_TASK OBJECTIVE_
Copy all lines of the listing that include the string "text".

-- start of RECORDS FOR PROCESSING --

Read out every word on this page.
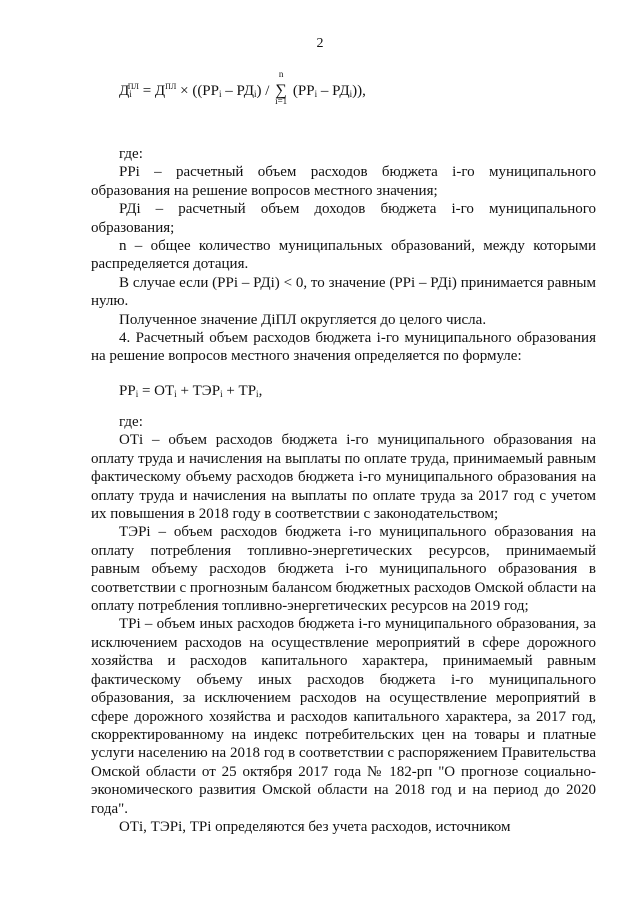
2
$Д_i^{ПЛ} = Д^{ПЛ} \times ((РР_i - РД_i)$ /
n
∑
i=1
$(РР_i - РД_i)$),

где:

РРi – расчетный объем расходов бюджета i-го муниципального образования на решение вопросов местного значения;

РДi – расчетный объем доходов бюджета i-го муниципального образования;

n – общее количество муниципальных образований, между которыми распределяется дотация.

В случае если (РРi – РДi) < 0, то значение (РРi – РДi) принимается равным нулю.

Полученное значение ДiПЛ округляется до целого числа.

4. Расчетный объем расходов бюджета i-го муниципального образования на решение вопросов местного значения определяется по формуле:

$РР_i = ОТ_i + ТЭР_i + ТР_i$,

где:

ОТi – объем расходов бюджета i-го муниципального образования на оплату труда и начисления на выплаты по оплате труда, принимаемый равным фактическому объему расходов бюджета i-го муниципального образования на оплату труда и начисления на выплаты по оплате труда за 2017 год с учетом их повышения в 2018 году в соответствии с законодательством;

ТЭРi – объем расходов бюджета i-го муниципального образования на оплату потребления топливно-энергетических ресурсов, принимаемый равным объему расходов бюджета i-го муниципального образования в соответствии с прогнозным балансом бюджетных расходов Омской области на оплату потребления топливно-энергетических ресурсов на 2019 год;

ТРi – объем иных расходов бюджета i-го муниципального образования, за исключением расходов на осуществление мероприятий в сфере дорожного хозяйства и расходов капитального характера, принимаемый равным фактическому объему иных расходов бюджета i-го муниципального образования, за исключением расходов на осуществление мероприятий в сфере дорожного хозяйства и расходов капитального характера, за 2017 год, скорректированному на индекс потребительских цен на товары и платные услуги населению на 2018 год в соответствии с распоряжением Правительства Омской области от 25 октября 2017 года № 182-рп "О прогнозе социально-экономического развития Омской области на 2018 год и на период до 2020 года".

ОТi, ТЭРi, ТРi определяются без учета расходов, источником
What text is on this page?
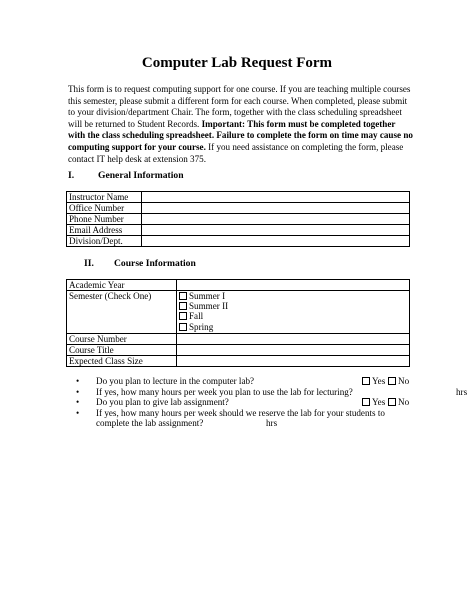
Computer Lab Request Form
This form is to request computing support for one course. If you are teaching multiple courses this semester, please submit a different form for each course. When completed, please submit to your division/department Chair. The form, together with the class scheduling spreadsheet will be returned to Student Records. Important: This form must be completed together with the class scheduling spreadsheet. Failure to complete the form on time may cause no computing support for your course. If you need assistance on completing the form, please contact IT help desk at extension 375.
I. General Information
Instructor Name	
Office Number	
Phone Number	
Email Address	
Division/Dept.	
II. Course Information
Academic Year	
Semester (Check One)	Summer I
Summer II
Fall
Spring

Course Number	
Course Title	
Expected Class Size	
• Do you plan to lecture in the computer lab?	Yes No
• If yes, how many hours per week you plan to use the lab for lecturing?	hrs
• Do you plan to give lab assignment?	Yes No
• If yes, how many hours per week should we reserve the lab for your students to
complete the lab assignment?	hrs
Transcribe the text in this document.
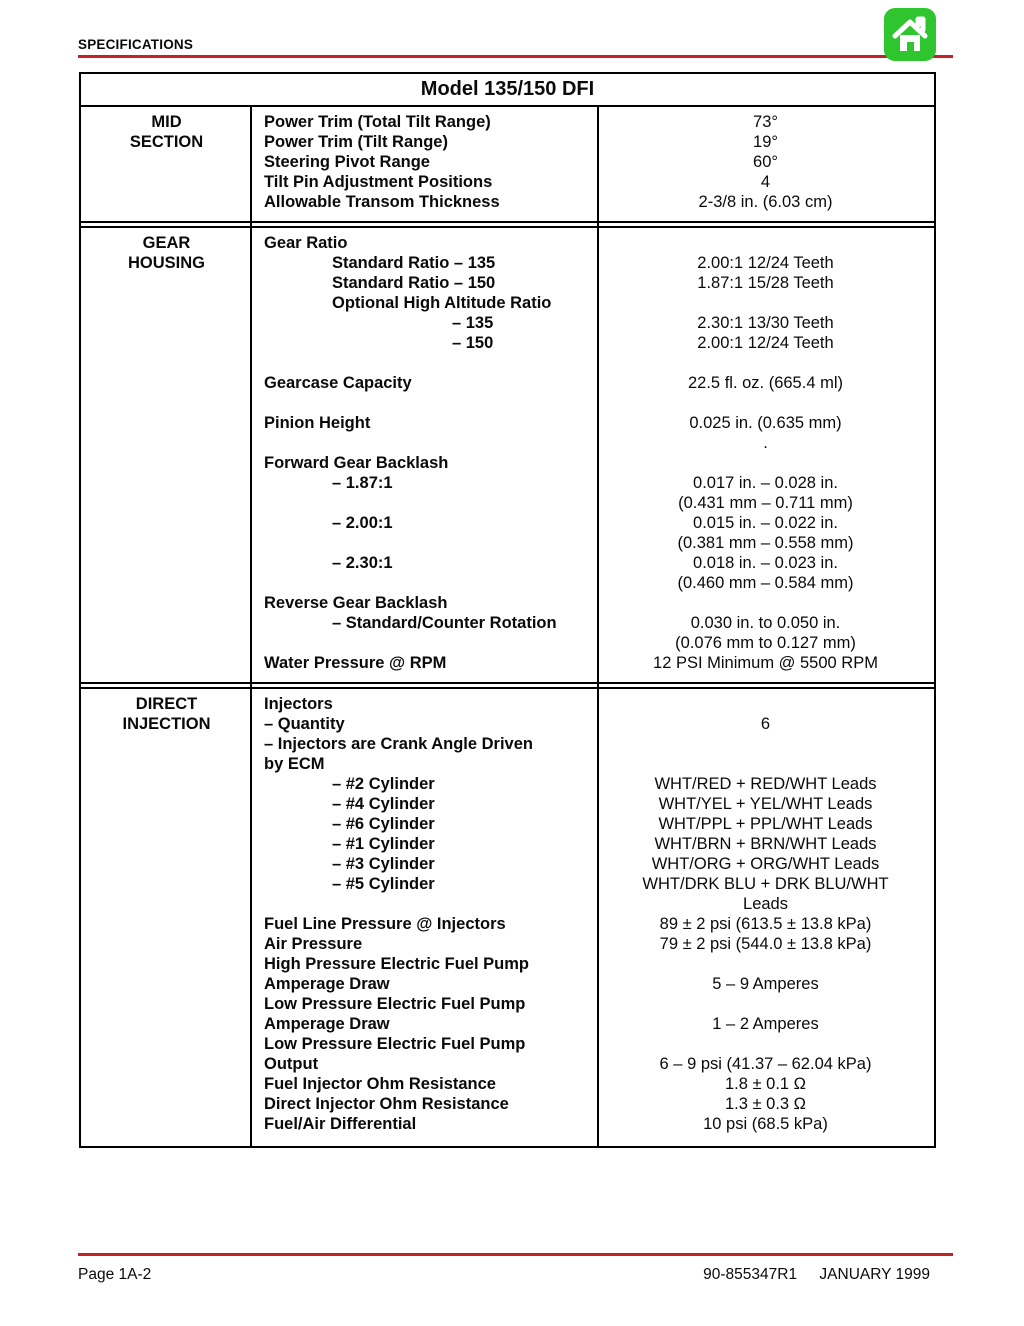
SPECIFICATIONS
Model 135/150 DFI
MID
SECTION
Power Trim (Total Tilt Range)	73°
Power Trim (Tilt Range)	19°
Steering Pivot Range	60°
Tilt Pin Adjustment Positions	4
Allowable Transom Thickness	2-3/8 in. (6.03 cm)
GEAR
HOUSING
Gear Ratio
Standard Ratio – 135	2.00:1 12/24 Teeth
Standard Ratio – 150	1.87:1 15/28 Teeth
Optional High Altitude Ratio
– 135	2.30:1 13/30 Teeth
– 150	2.00:1 12/24 Teeth
Gearcase Capacity	22.5 fl. oz. (665.4 ml)
Pinion Height	0.025 in. (0.635 mm)
.
Forward Gear Backlash
– 1.87:1	0.017 in. – 0.028 in.
(0.431 mm – 0.711 mm)
– 2.00:1	0.015 in. – 0.022 in.
(0.381 mm – 0.558 mm)
– 2.30:1	0.018 in. – 0.023 in.
(0.460 mm – 0.584 mm)
Reverse Gear Backlash
– Standard/Counter Rotation	0.030 in. to 0.050 in.
(0.076 mm to 0.127 mm)
Water Pressure @ RPM	12 PSI Minimum @ 5500 RPM
DIRECT
INJECTION
Injectors
– Quantity	6
– Injectors are Crank Angle Driven
by ECM
– #2 Cylinder	WHT/RED + RED/WHT Leads
– #4 Cylinder	WHT/YEL + YEL/WHT Leads
– #6 Cylinder	WHT/PPL + PPL/WHT Leads
– #1 Cylinder	WHT/BRN + BRN/WHT Leads
– #3 Cylinder	WHT/ORG + ORG/WHT Leads
– #5 Cylinder	WHT/DRK BLU + DRK BLU/WHT
Leads
Fuel Line Pressure @ Injectors	89 ± 2 psi (613.5 ± 13.8 kPa)
Air Pressure	79 ± 2 psi (544.0 ± 13.8 kPa)
High Pressure Electric Fuel Pump
Amperage Draw	5 – 9 Amperes
Low Pressure Electric Fuel Pump
Amperage Draw	1 – 2 Amperes
Low Pressure Electric Fuel Pump
Output	6 – 9 psi (41.37 – 62.04 kPa)
Fuel Injector Ohm Resistance	1.8 ± 0.1 Ω
Direct Injector Ohm Resistance	1.3 ± 0.3 Ω
Fuel/Air Differential	10 psi (68.5 kPa)
Page 1A-2	90-855347R1 JANUARY 1999
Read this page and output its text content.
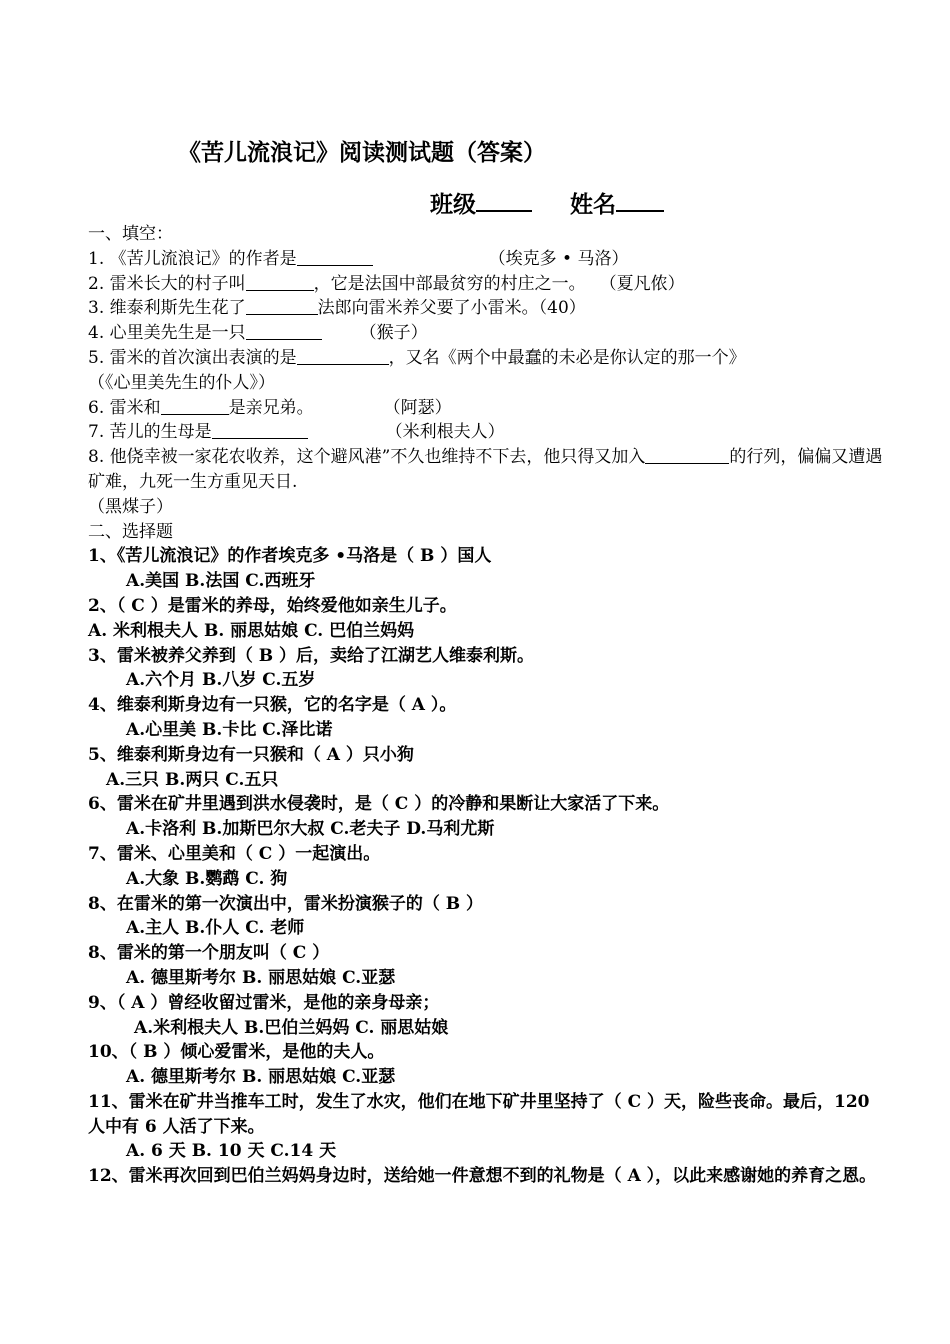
《苦儿流浪记》阅读测试题（答案）
班级	姓名
一、填空：
1. 《苦儿流浪记》的作者是	（埃克多 • 马洛）
2. 雷米长大的村子叫	，它是法国中部最贫穷的村庄之一。 （夏凡侬）
3. 维泰利斯先生花了	法郎向雷米养父要了小雷米。（40）
4. 心里美先生是一只	（猴子）
5. 雷米的首次演出表演的是	，又名《两个中最蠢的未必是你认定的那一个》
（《心里美先生的仆人》）
6. 雷米和	是亲兄弟。	（阿瑟）
7. 苦儿的生母是	（米利根夫人）
8. 他侥幸被一家花农收养，这个避风港”不久也维持不下去，他只得又加入	的行列，偏偏又遭遇矿难，九死一生方重见天日.
（黑煤子）
二、选择题
1、《苦儿流浪记》的作者埃克多 •马洛是（ B ）国人
A.美国 B.法国 C.西班牙
2、（ C ）是雷米的养母，始终爱他如亲生儿子。
A. 米利根夫人 B. 丽思姑娘 C. 巴伯兰妈妈
3、雷米被养父养到（ B ）后，卖给了江湖艺人维泰利斯。
A.六个月 B.八岁 C.五岁
4、维泰利斯身边有一只猴，它的名字是（ A ）。
A.心里美 B.卡比 C.泽比诺
5、维泰利斯身边有一只猴和（ A ）只小狗
A.三只 B.两只 C.五只
6、雷米在矿井里遇到洪水侵袭时，是（ C ）的冷静和果断让大家活了下来。
A.卡洛利 B.加斯巴尔大叔 C.老夫子 D.马利尤斯
7、雷米、心里美和（ C ）一起演出。
A.大象 B.鹦鹉 C. 狗
8、在雷米的第一次演出中，雷米扮演猴子的（ B ）
A.主人 B.仆人 C. 老师
8、雷米的第一个朋友叫（ C ）
A. 德里斯考尔 B. 丽思姑娘 C.亚瑟
9、（ A ）曾经收留过雷米，是他的亲身母亲；
A.米利根夫人 B.巴伯兰妈妈 C. 丽思姑娘
10、（ B ）倾心爱雷米，是他的夫人。
A. 德里斯考尔 B. 丽思姑娘 C.亚瑟
11、雷米在矿井当推车工时，发生了水灾，他们在地下矿井里坚持了（ C ）天，险些丧命。最后，120 人中有 6 人活了下来。
A. 6 天 B. 10 天 C.14 天
12、雷米再次回到巴伯兰妈妈身边时，送给她一件意想不到的礼物是（ A ），以此来感谢她的养育之恩。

-- end of RECORDS FOR PROCESSING --

_SOLUTION TO THIS EXERCISE_
What text is on this page?
Transcribe the text in this document.
Read this page and output its text content.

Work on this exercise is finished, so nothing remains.